Dataset records
+ + +

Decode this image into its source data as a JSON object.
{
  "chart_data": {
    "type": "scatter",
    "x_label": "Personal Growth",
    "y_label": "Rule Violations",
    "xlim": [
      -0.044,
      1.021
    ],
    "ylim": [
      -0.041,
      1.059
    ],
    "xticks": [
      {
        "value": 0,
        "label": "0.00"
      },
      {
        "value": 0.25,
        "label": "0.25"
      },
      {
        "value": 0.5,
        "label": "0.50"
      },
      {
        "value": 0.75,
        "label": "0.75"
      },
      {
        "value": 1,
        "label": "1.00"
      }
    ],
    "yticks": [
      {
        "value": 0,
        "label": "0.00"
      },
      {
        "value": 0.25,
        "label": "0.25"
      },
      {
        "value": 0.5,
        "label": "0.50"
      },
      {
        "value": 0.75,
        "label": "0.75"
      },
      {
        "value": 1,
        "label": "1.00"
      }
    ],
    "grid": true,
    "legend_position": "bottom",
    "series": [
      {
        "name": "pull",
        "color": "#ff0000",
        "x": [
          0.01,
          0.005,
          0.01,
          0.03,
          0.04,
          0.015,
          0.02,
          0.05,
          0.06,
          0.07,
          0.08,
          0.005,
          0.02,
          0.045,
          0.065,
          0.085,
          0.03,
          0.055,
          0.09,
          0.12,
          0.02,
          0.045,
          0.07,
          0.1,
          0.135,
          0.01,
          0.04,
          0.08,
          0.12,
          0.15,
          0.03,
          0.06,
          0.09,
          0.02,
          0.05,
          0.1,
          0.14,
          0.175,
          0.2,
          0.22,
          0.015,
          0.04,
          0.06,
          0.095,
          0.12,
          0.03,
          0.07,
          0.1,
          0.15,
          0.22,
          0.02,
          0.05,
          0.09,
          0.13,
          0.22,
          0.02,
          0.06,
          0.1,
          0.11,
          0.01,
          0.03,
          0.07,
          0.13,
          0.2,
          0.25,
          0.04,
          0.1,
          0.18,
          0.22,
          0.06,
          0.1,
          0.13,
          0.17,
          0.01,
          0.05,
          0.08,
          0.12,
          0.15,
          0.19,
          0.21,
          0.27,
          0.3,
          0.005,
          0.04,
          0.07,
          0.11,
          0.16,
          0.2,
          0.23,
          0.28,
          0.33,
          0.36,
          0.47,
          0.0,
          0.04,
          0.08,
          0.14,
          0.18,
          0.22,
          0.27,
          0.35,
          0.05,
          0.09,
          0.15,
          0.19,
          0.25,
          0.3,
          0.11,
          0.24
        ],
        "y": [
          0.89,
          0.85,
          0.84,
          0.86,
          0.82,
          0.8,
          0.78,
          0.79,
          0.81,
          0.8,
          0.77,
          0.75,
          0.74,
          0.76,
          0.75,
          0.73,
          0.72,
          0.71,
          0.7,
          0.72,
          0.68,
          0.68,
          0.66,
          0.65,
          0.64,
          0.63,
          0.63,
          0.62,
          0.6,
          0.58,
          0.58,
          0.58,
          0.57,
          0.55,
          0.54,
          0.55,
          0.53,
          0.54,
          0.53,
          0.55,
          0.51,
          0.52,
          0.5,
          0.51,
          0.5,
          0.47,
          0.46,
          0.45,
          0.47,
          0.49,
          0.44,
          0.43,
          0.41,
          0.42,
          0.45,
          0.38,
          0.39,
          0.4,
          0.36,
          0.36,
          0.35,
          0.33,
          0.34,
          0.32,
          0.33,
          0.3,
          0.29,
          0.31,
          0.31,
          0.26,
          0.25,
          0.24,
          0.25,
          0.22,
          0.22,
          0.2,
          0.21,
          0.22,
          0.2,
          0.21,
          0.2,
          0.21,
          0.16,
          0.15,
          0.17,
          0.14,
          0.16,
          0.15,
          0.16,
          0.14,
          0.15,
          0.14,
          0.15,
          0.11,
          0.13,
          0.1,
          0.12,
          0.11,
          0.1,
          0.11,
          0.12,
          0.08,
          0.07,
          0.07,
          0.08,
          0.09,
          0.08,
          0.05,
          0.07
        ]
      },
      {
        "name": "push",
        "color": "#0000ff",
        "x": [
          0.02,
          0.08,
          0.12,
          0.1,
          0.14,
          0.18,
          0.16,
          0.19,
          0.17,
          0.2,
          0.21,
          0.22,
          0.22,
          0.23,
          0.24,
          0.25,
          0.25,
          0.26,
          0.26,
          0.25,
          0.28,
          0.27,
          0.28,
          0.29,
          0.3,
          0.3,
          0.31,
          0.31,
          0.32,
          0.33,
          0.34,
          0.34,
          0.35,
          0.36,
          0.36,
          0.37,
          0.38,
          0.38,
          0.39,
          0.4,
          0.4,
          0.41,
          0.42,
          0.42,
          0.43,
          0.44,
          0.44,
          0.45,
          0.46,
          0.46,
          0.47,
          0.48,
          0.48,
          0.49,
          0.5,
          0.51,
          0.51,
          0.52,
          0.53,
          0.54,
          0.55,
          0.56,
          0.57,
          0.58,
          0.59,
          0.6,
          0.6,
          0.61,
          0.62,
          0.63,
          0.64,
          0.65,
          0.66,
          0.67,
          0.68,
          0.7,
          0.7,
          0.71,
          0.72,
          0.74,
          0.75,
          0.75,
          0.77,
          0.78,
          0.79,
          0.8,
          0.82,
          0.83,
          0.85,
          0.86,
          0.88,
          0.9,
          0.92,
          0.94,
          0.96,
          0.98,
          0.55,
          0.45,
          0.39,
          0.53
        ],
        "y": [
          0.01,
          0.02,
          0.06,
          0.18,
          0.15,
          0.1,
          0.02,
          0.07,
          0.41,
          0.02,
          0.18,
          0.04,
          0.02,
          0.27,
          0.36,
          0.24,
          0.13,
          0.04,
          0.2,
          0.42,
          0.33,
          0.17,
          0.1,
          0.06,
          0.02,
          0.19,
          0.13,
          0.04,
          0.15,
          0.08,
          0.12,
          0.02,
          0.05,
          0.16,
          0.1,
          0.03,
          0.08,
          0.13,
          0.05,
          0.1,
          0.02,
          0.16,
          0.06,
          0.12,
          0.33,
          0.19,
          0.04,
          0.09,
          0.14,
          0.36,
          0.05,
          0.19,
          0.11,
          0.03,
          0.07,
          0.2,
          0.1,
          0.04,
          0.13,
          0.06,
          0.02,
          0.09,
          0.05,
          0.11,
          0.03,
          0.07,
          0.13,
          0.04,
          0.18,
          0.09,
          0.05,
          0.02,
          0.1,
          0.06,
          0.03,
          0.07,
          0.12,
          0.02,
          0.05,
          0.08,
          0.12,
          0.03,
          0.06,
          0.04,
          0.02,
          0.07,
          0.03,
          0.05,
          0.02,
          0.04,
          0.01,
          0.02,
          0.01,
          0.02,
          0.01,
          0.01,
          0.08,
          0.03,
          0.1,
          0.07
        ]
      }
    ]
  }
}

+ + +

Instructions for the task
Using the data above, repeat every line exactly.

Exercise response
Decode this image into its source data as a JSON object.
{
  "chart_data": {
    "type": "scatter",
    "x_label": "Personal Growth",
    "y_label": "Rule Violations",
    "xlim": [
      -0.044,
      1.021
    ],
    "ylim": [
      -0.041,
      1.059
    ],
    "xticks": [
      {
        "value": 0,
        "label": "0.00"
      },
      {
        "value": 0.25,
        "label": "0.25"
      },
      {
        "value": 0.5,
        "label": "0.50"
      },
      {
        "value": 0.75,
        "label": "0.75"
      },
      {
        "value": 1,
        "label": "1.00"
      }
    ],
    "yticks": [
      {
        "value": 0,
        "label": "0.00"
      },
      {
        "value": 0.25,
        "label": "0.25"
      },
      {
        "value": 0.5,
        "label": "0.50"
      },
      {
        "value": 0.75,
        "label": "0.75"
      },
      {
        "value": 1,
        "label": "1.00"
      }
    ],
    "grid": true,
    "legend_position": "bottom",
    "series": [
      {
        "name": "pull",
        "color": "#ff0000",
        "x": [
          0.01,
          0.005,
          0.01,
          0.03,
          0.04,
          0.015,
          0.02,
          0.05,
          0.06,
          0.07,
          0.08,
          0.005,
          0.02,
          0.045,
          0.065,
          0.085,
          0.03,
          0.055,
          0.09,
          0.12,
          0.02,
          0.045,
          0.07,
          0.1,
          0.135,
          0.01,
          0.04,
          0.08,
          0.12,
          0.15,
          0.03,
          0.06,
          0.09,
          0.02,
          0.05,
          0.1,
          0.14,
          0.175,
          0.2,
          0.22,
          0.015,
          0.04,
          0.06,
          0.095,
          0.12,
          0.03,
          0.07,
          0.1,
          0.15,
          0.22,
          0.02,
          0.05,
          0.09,
          0.13,
          0.22,
          0.02,
          0.06,
          0.1,
          0.11,
          0.01,
          0.03,
          0.07,
          0.13,
          0.2,
          0.25,
          0.04,
          0.1,
          0.18,
          0.22,
          0.06,
          0.1,
          0.13,
          0.17,
          0.01,
          0.05,
          0.08,
          0.12,
          0.15,
          0.19,
          0.21,
          0.27,
          0.3,
          0.005,
          0.04,
          0.07,
          0.11,
          0.16,
          0.2,
          0.23,
          0.28,
          0.33,
          0.36,
          0.47,
          0.0,
          0.04,
          0.08,
          0.14,
          0.18,
          0.22,
          0.27,
          0.35,
          0.05,
          0.09,
          0.15,
          0.19,
          0.25,
          0.3,
          0.11,
          0.24
        ],
        "y": [
          0.89,
          0.85,
          0.84,
          0.86,
          0.82,
          0.8,
          0.78,
          0.79,
          0.81,
          0.8,
          0.77,
          0.75,
          0.74,
          0.76,
          0.75,
          0.73,
          0.72,
          0.71,
          0.7,
          0.72,
          0.68,
          0.68,
          0.66,
          0.65,
          0.64,
          0.63,
          0.63,
          0.62,
          0.6,
          0.58,
          0.58,
          0.58,
          0.57,
          0.55,
          0.54,
          0.55,
          0.53,
          0.54,
          0.53,
          0.55,
          0.51,
          0.52,
          0.5,
          0.51,
          0.5,
          0.47,
          0.46,
          0.45,
          0.47,
          0.49,
          0.44,
          0.43,
          0.41,
          0.42,
          0.45,
          0.38,
          0.39,
          0.4,
          0.36,
          0.36,
          0.35,
          0.33,
          0.34,
          0.32,
          0.33,
          0.3,
          0.29,
          0.31,
          0.31,
          0.26,
          0.25,
          0.24,
          0.25,
          0.22,
          0.22,
          0.2,
          0.21,
          0.22,
          0.2,
          0.21,
          0.2,
          0.21,
          0.16,
          0.15,
          0.17,
          0.14,
          0.16,
          0.15,
          0.16,
          0.14,
          0.15,
          0.14,
          0.15,
          0.11,
          0.13,
          0.1,
          0.12,
          0.11,
          0.1,
          0.11,
          0.12,
          0.08,
          0.07,
          0.07,
          0.08,
          0.09,
          0.08,
          0.05,
          0.07
        ]
      },
      {
        "name": "push",
        "color": "#0000ff",
        "x": [
          0.02,
          0.08,
          0.12,
          0.1,
          0.14,
          0.18,
          0.16,
          0.19,
          0.17,
          0.2,
          0.21,
          0.22,
          0.22,
          0.23,
          0.24,
          0.25,
          0.25,
          0.26,
          0.26,
          0.25,
          0.28,
          0.27,
          0.28,
          0.29,
          0.3,
          0.3,
          0.31,
          0.31,
          0.32,
          0.33,
          0.34,
          0.34,
          0.35,
          0.36,
          0.36,
          0.37,
          0.38,
          0.38,
          0.39,
          0.4,
          0.4,
          0.41,
          0.42,
          0.42,
          0.43,
          0.44,
          0.44,
          0.45,
          0.46,
          0.46,
          0.47,
          0.48,
          0.48,
          0.49,
          0.5,
          0.51,
          0.51,
          0.52,
          0.53,
          0.54,
          0.55,
          0.56,
          0.57,
          0.58,
          0.59,
          0.6,
          0.6,
          0.61,
          0.62,
          0.63,
          0.64,
          0.65,
          0.66,
          0.67,
          0.68,
          0.7,
          0.7,
          0.71,
          0.72,
          0.74,
          0.75,
          0.75,
          0.77,
          0.78,
          0.79,
          0.8,
          0.82,
          0.83,
          0.85,
          0.86,
          0.88,
          0.9,
          0.92,
          0.94,
          0.96,
          0.98,
          0.55,
          0.45,
          0.39,
          0.53
        ],
        "y": [
          0.01,
          0.02,
          0.06,
          0.18,
          0.15,
          0.1,
          0.02,
          0.07,
          0.41,
          0.02,
          0.18,
          0.04,
          0.02,
          0.27,
          0.36,
          0.24,
          0.13,
          0.04,
          0.2,
          0.42,
          0.33,
          0.17,
          0.1,
          0.06,
          0.02,
          0.19,
          0.13,
          0.04,
          0.15,
          0.08,
          0.12,
          0.02,
          0.05,
          0.16,
          0.1,
          0.03,
          0.08,
          0.13,
          0.05,
          0.1,
          0.02,
          0.16,
          0.06,
          0.12,
          0.33,
          0.19,
          0.04,
          0.09,
          0.14,
          0.36,
          0.05,
          0.19,
          0.11,
          0.03,
          0.07,
          0.2,
          0.1,
          0.04,
          0.13,
          0.06,
          0.02,
          0.09,
          0.05,
          0.11,
          0.03,
          0.07,
          0.13,
          0.04,
          0.18,
          0.09,
          0.05,
          0.02,
          0.1,
          0.06,
          0.03,
          0.07,
          0.12,
          0.02,
          0.05,
          0.08,
          0.12,
          0.03,
          0.06,
          0.04,
          0.02,
          0.07,
          0.03,
          0.05,
          0.02,
          0.04,
          0.01,
          0.02,
          0.01,
          0.02,
          0.01,
          0.01,
          0.08,
          0.03,
          0.1,
          0.07
        ]
      }
    ]
  }
}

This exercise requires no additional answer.